== Work to do ==
Can you reproduce every line of the entries below exactly, omitting the pictures from your answer?

== Material provided ==
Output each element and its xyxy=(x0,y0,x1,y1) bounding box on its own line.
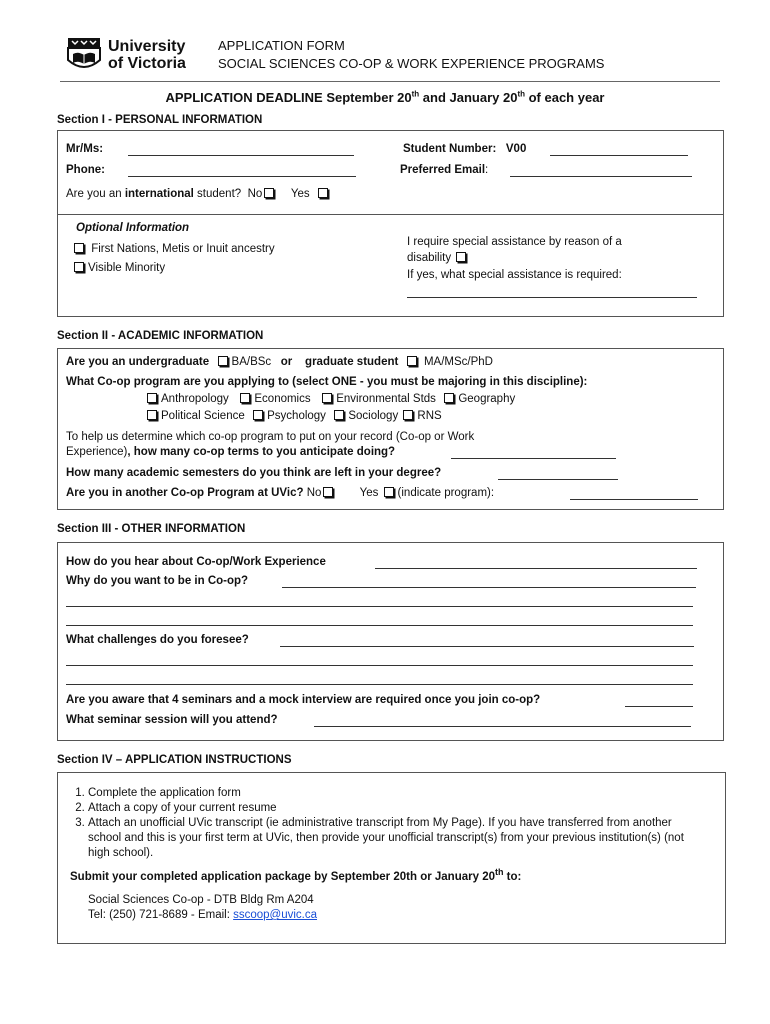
first-nations-option xyxy=(72,243,275,255)
program-checkbox[interactable] xyxy=(147,410,157,420)
another-yes-checkbox[interactable] xyxy=(384,487,394,497)
assistance-field[interactable] xyxy=(407,297,697,298)
program-checkbox[interactable] xyxy=(403,410,413,420)
intl-yes-checkbox[interactable] xyxy=(318,188,328,198)
mrms-label: Mr/Ms: xyxy=(66,143,104,155)
intl-no-label: No xyxy=(247,188,263,200)
student-number-label xyxy=(403,143,526,155)
hear-question: How do you hear about Co-op/Work Experience xyxy=(66,556,326,568)
deadline-sup-2: th xyxy=(517,89,525,99)
graduate-label: graduate student xyxy=(305,356,399,368)
seminar-question: What seminar session will you attend? xyxy=(66,714,278,726)
terms-line2-bold: , how many co-op terms to you anticipate doing? xyxy=(127,446,396,458)
program-question: What Co-op program are you applying to (select ONE - you must be majoring in this discipline): xyxy=(66,376,588,388)
assist-line1: I require special assistance by reason of a xyxy=(407,236,622,248)
why-field-3[interactable] xyxy=(66,625,693,626)
why-field-2[interactable] xyxy=(66,606,693,607)
visible-minority-label: Visible Minority xyxy=(88,262,166,274)
another-no-checkbox[interactable] xyxy=(323,487,333,497)
another-no-label: No xyxy=(306,487,322,499)
terms-line2-plain: Experience) xyxy=(66,446,128,458)
program-economics: Economics xyxy=(254,393,311,405)
another-coop-question xyxy=(66,487,494,499)
terms-line1: To help us determine which co-op program to put on your record (Co-op or Work xyxy=(66,431,475,443)
intl-q-bold: international xyxy=(124,188,194,200)
submit-instruction xyxy=(70,867,522,883)
program-sociology: Sociology xyxy=(348,410,399,422)
first-nations-checkbox[interactable] xyxy=(74,243,84,253)
student-number-label-text: Student Number: xyxy=(403,143,497,155)
terms-line2 xyxy=(66,446,395,458)
first-nations-label: First Nations, Metis or Inuit ancestry xyxy=(91,243,275,255)
logo-line1: University xyxy=(108,38,186,55)
program-rns: RNS xyxy=(417,410,442,422)
submit-text: Submit your completed application package by September 20th or January 20 xyxy=(70,871,495,883)
coop-terms-field[interactable] xyxy=(451,458,616,459)
email-label xyxy=(400,164,488,176)
why-question: Why do you want to be in Co-op? xyxy=(66,575,249,587)
disability-checkbox[interactable] xyxy=(456,252,466,262)
program-political-science: Political Science xyxy=(161,410,245,422)
programs-row1 xyxy=(145,393,515,405)
deadline-text-2: and January 20 xyxy=(419,90,518,105)
academic-info-box xyxy=(57,348,724,510)
assist-line3: If yes, what special assistance is required: xyxy=(407,269,622,281)
undergrad-question xyxy=(66,356,493,368)
contact-line xyxy=(88,909,317,921)
program-anthropology: Anthropology xyxy=(161,393,229,405)
semesters-field[interactable] xyxy=(498,479,618,480)
program-geography: Geography xyxy=(458,393,516,405)
aware-question: Are you aware that 4 seminars and a mock interview are required once you join co-op? xyxy=(66,694,541,706)
challenges-field-1[interactable] xyxy=(280,646,694,647)
ba-checkbox[interactable] xyxy=(218,356,228,366)
section1-title: Section I - PERSONAL INFORMATION xyxy=(57,114,263,126)
email-colon: : xyxy=(485,164,489,176)
deadline-text-3: of each year xyxy=(525,90,605,105)
email-field[interactable] xyxy=(510,176,692,177)
instruction-step: 1. Complete the application form xyxy=(88,786,706,801)
program-checkbox[interactable] xyxy=(322,393,332,403)
intl-no-checkbox[interactable] xyxy=(264,188,274,198)
student-number-field[interactable] xyxy=(550,155,688,156)
mrms-field[interactable] xyxy=(128,155,354,156)
program-psychology: Psychology xyxy=(267,410,326,422)
intl-yes-label: Yes xyxy=(290,188,310,200)
uvic-logo xyxy=(66,34,216,76)
other-program-field[interactable] xyxy=(570,499,698,500)
seminar-field[interactable] xyxy=(314,726,691,727)
submit-sup: th xyxy=(494,867,504,878)
logo-line2: of Victoria xyxy=(108,55,186,72)
assist-line2-text: disability xyxy=(407,252,452,264)
program-checkbox[interactable] xyxy=(334,410,344,420)
optional-title: Optional Information xyxy=(76,222,190,234)
aware-field[interactable] xyxy=(625,706,693,707)
section2-title: Section II - ACADEMIC INFORMATION xyxy=(57,330,264,342)
challenges-field-3[interactable] xyxy=(66,684,693,685)
visible-minority-checkbox[interactable] xyxy=(74,262,84,272)
program-checkbox[interactable] xyxy=(240,393,250,403)
phone-label: Phone: xyxy=(66,164,105,176)
another-yes-label: Yes xyxy=(359,487,379,499)
instruction-step: 2. Attach a copy of your current resume xyxy=(88,801,706,816)
program-checkbox[interactable] xyxy=(253,410,263,420)
instructions-list xyxy=(66,786,706,861)
program-checkbox[interactable] xyxy=(444,393,454,403)
header-divider xyxy=(60,81,720,82)
crest-icon xyxy=(66,36,102,74)
section3-title: Section III - OTHER INFORMATION xyxy=(57,523,246,535)
programs-row2 xyxy=(145,410,442,422)
indicate-label: (indicate program): xyxy=(397,487,495,499)
section4-title: Section IV – APPLICATION INSTRUCTIONS xyxy=(57,754,292,766)
form-title xyxy=(218,37,604,73)
or-label: or xyxy=(280,356,293,368)
another-q-text: Are you in another Co-op Program at UVic? xyxy=(66,487,304,499)
program-environmental: Environmental Stds xyxy=(336,393,436,405)
visible-minority-option xyxy=(72,262,165,274)
hear-field[interactable] xyxy=(375,568,697,569)
phone-field[interactable] xyxy=(128,176,356,177)
why-field-1[interactable] xyxy=(282,587,696,588)
personal-info-box xyxy=(57,130,724,215)
email-label-text: Preferred Email xyxy=(400,164,486,176)
contact-tel: Tel: (250) 721-8689 - Email: xyxy=(88,909,234,921)
office-address: Social Sciences Co-op - DTB Bldg Rm A204 xyxy=(88,894,314,906)
ba-label: BA/BSc xyxy=(231,356,272,368)
intl-q-pre: Are you an xyxy=(66,188,125,200)
undergrad-q-text: Are you an undergraduate xyxy=(66,356,210,368)
ma-label: MA/MSc/PhD xyxy=(423,356,493,368)
instructions-list-wrap xyxy=(66,786,706,861)
title-line1: APPLICATION FORM xyxy=(218,38,345,53)
program-checkbox[interactable] xyxy=(147,393,157,403)
contact-email-link[interactable]: sscoop@uvic.ca xyxy=(233,909,318,921)
deadline-sup-1: th xyxy=(411,89,420,99)
ma-checkbox[interactable] xyxy=(407,356,417,366)
title-line2: SOCIAL SCIENCES CO-OP & WORK EXPERIENCE PROGRAMS xyxy=(218,56,605,71)
semesters-question: How many academic semesters do you think are left in your degree? xyxy=(66,467,442,479)
challenges-field-2[interactable] xyxy=(66,665,693,666)
deadline-banner xyxy=(0,90,770,105)
instruction-step: 3. Attach an unofficial UVic transcript (ie administrative transcript from My Page). If you have transferred from another school and this is your first term at UVic, then provide your unofficial transcript(s) from your previous institution(s) (not high school). xyxy=(88,816,706,861)
submit-post: to: xyxy=(503,871,522,883)
challenges-question: What challenges do you foresee? xyxy=(66,634,249,646)
assist-line2 xyxy=(407,252,470,264)
intl-q-post: student? xyxy=(193,188,242,200)
student-number-prefix: V00 xyxy=(505,143,527,155)
international-question xyxy=(66,188,332,200)
deadline-text-1: APPLICATION DEADLINE September 20 xyxy=(165,90,412,105)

== Exercise output ==
Output each element and its xyxy=(x0,y0,x1,y1) bounding box on its own line.
first-nations-option xyxy=(72,243,275,255)
program-checkbox[interactable] xyxy=(147,410,157,420)
another-yes-checkbox[interactable] xyxy=(384,487,394,497)
assistance-field[interactable] xyxy=(407,297,697,298)
program-checkbox[interactable] xyxy=(403,410,413,420)
intl-yes-checkbox[interactable] xyxy=(318,188,328,198)
mrms-label: Mr/Ms: xyxy=(66,143,104,155)
intl-no-label: No xyxy=(247,188,263,200)
student-number-label xyxy=(403,143,526,155)
hear-question: How do you hear about Co-op/Work Experience xyxy=(66,556,326,568)
deadline-sup-2: th xyxy=(517,89,525,99)
graduate-label: graduate student xyxy=(305,356,399,368)
seminar-question: What seminar session will you attend? xyxy=(66,714,278,726)
terms-line2-bold: , how many co-op terms to you anticipate doing? xyxy=(127,446,396,458)
program-question: What Co-op program are you applying to (select ONE - you must be majoring in this discipline): xyxy=(66,376,588,388)
assist-line1: I require special assistance by reason of a xyxy=(407,236,622,248)
why-field-3[interactable] xyxy=(66,625,693,626)
why-field-2[interactable] xyxy=(66,606,693,607)
visible-minority-label: Visible Minority xyxy=(88,262,166,274)
another-no-checkbox[interactable] xyxy=(323,487,333,497)
another-no-label: No xyxy=(306,487,322,499)
terms-line2-plain: Experience) xyxy=(66,446,128,458)
program-economics: Economics xyxy=(254,393,311,405)
another-coop-question xyxy=(66,487,494,499)
terms-line1: To help us determine which co-op program to put on your record (Co-op or Work xyxy=(66,431,475,443)
intl-q-bold: international xyxy=(124,188,194,200)
submit-instruction xyxy=(70,867,522,883)
program-sociology: Sociology xyxy=(348,410,399,422)
first-nations-checkbox[interactable] xyxy=(74,243,84,253)
student-number-label-text: Student Number: xyxy=(403,143,497,155)
terms-line2 xyxy=(66,446,395,458)
first-nations-label: First Nations, Metis or Inuit ancestry xyxy=(91,243,275,255)
logo-line1: University xyxy=(108,38,186,55)
program-rns: RNS xyxy=(417,410,442,422)
submit-text: Submit your completed application package by September 20th or January 20 xyxy=(70,871,495,883)
coop-terms-field[interactable] xyxy=(451,458,616,459)
email-label xyxy=(400,164,488,176)
why-question: Why do you want to be in Co-op? xyxy=(66,575,249,587)
disability-checkbox[interactable] xyxy=(456,252,466,262)
program-political-science: Political Science xyxy=(161,410,245,422)
programs-row1 xyxy=(145,393,515,405)
deadline-text-2: and January 20 xyxy=(419,90,518,105)
academic-info-box xyxy=(57,348,724,510)
assist-line3: If yes, what special assistance is required: xyxy=(407,269,622,281)
undergrad-question xyxy=(66,356,493,368)
contact-line xyxy=(88,909,317,921)
program-anthropology: Anthropology xyxy=(161,393,229,405)
semesters-field[interactable] xyxy=(498,479,618,480)
program-geography: Geography xyxy=(458,393,516,405)
aware-question: Are you aware that 4 seminars and a mock interview are required once you join co-op? xyxy=(66,694,541,706)
challenges-field-1[interactable] xyxy=(280,646,694,647)
ba-checkbox[interactable] xyxy=(218,356,228,366)
section1-title: Section I - PERSONAL INFORMATION xyxy=(57,114,263,126)
email-colon: : xyxy=(485,164,489,176)
deadline-text-3: of each year xyxy=(525,90,605,105)
email-field[interactable] xyxy=(510,176,692,177)
instruction-step: 1. Complete the application form xyxy=(88,786,706,801)
program-checkbox[interactable] xyxy=(322,393,332,403)
intl-no-checkbox[interactable] xyxy=(264,188,274,198)
student-number-field[interactable] xyxy=(550,155,688,156)
mrms-field[interactable] xyxy=(128,155,354,156)
program-psychology: Psychology xyxy=(267,410,326,422)
intl-yes-label: Yes xyxy=(290,188,310,200)
uvic-logo xyxy=(66,34,216,76)
other-program-field[interactable] xyxy=(570,499,698,500)
seminar-field[interactable] xyxy=(314,726,691,727)
submit-sup: th xyxy=(494,867,504,878)
logo-line2: of Victoria xyxy=(108,55,186,72)
assist-line2-text: disability xyxy=(407,252,452,264)
program-checkbox[interactable] xyxy=(334,410,344,420)
optional-title: Optional Information xyxy=(76,222,190,234)
aware-field[interactable] xyxy=(625,706,693,707)
section2-title: Section II - ACADEMIC INFORMATION xyxy=(57,330,264,342)
challenges-field-3[interactable] xyxy=(66,684,693,685)
visible-minority-checkbox[interactable] xyxy=(74,262,84,272)
program-checkbox[interactable] xyxy=(240,393,250,403)
phone-label: Phone: xyxy=(66,164,105,176)
another-yes-label: Yes xyxy=(359,487,379,499)
instruction-step: 2. Attach a copy of your current resume xyxy=(88,801,706,816)
program-checkbox[interactable] xyxy=(253,410,263,420)
instructions-list xyxy=(66,786,706,861)
program-checkbox[interactable] xyxy=(444,393,454,403)
header-divider xyxy=(60,81,720,82)
crest-icon xyxy=(66,36,102,74)
section3-title: Section III - OTHER INFORMATION xyxy=(57,523,246,535)
programs-row2 xyxy=(145,410,442,422)
indicate-label: (indicate program): xyxy=(397,487,495,499)
section4-title: Section IV – APPLICATION INSTRUCTIONS xyxy=(57,754,292,766)
form-title xyxy=(218,37,604,73)
or-label: or xyxy=(280,356,293,368)
another-q-text: Are you in another Co-op Program at UVic? xyxy=(66,487,304,499)
program-environmental: Environmental Stds xyxy=(336,393,436,405)
visible-minority-option xyxy=(72,262,165,274)
hear-field[interactable] xyxy=(375,568,697,569)
phone-field[interactable] xyxy=(128,176,356,177)
why-field-1[interactable] xyxy=(282,587,696,588)
personal-info-box xyxy=(57,130,724,215)
email-label-text: Preferred Email xyxy=(400,164,486,176)
contact-tel: Tel: (250) 721-8689 - Email: xyxy=(88,909,234,921)
office-address: Social Sciences Co-op - DTB Bldg Rm A204 xyxy=(88,894,314,906)
ba-label: BA/BSc xyxy=(231,356,272,368)
intl-q-pre: Are you an xyxy=(66,188,125,200)
undergrad-q-text: Are you an undergraduate xyxy=(66,356,210,368)
ma-label: MA/MSc/PhD xyxy=(423,356,493,368)
instructions-list-wrap xyxy=(66,786,706,861)
title-line1: APPLICATION FORM xyxy=(218,38,345,53)
program-checkbox[interactable] xyxy=(147,393,157,403)
contact-email-link[interactable]: sscoop@uvic.ca xyxy=(233,909,318,921)
deadline-sup-1: th xyxy=(411,89,420,99)
ma-checkbox[interactable] xyxy=(407,356,417,366)
title-line2: SOCIAL SCIENCES CO-OP & WORK EXPERIENCE PROGRAMS xyxy=(218,56,605,71)
semesters-question: How many academic semesters do you think are left in your degree? xyxy=(66,467,442,479)
challenges-field-2[interactable] xyxy=(66,665,693,666)
deadline-banner xyxy=(0,90,770,105)
instruction-step: 3. Attach an unofficial UVic transcript (ie administrative transcript from My Page). If you have transferred from another school and this is your first term at UVic, then provide your unofficial transcript(s) from your previous institution(s) (not high school). xyxy=(88,816,706,861)
submit-post: to: xyxy=(503,871,522,883)
challenges-question: What challenges do you foresee? xyxy=(66,634,249,646)
assist-line2 xyxy=(407,252,470,264)
intl-q-post: student? xyxy=(193,188,242,200)
student-number-prefix: V00 xyxy=(505,143,527,155)
international-question xyxy=(66,188,332,200)
deadline-text-1: APPLICATION DEADLINE September 20 xyxy=(165,90,412,105)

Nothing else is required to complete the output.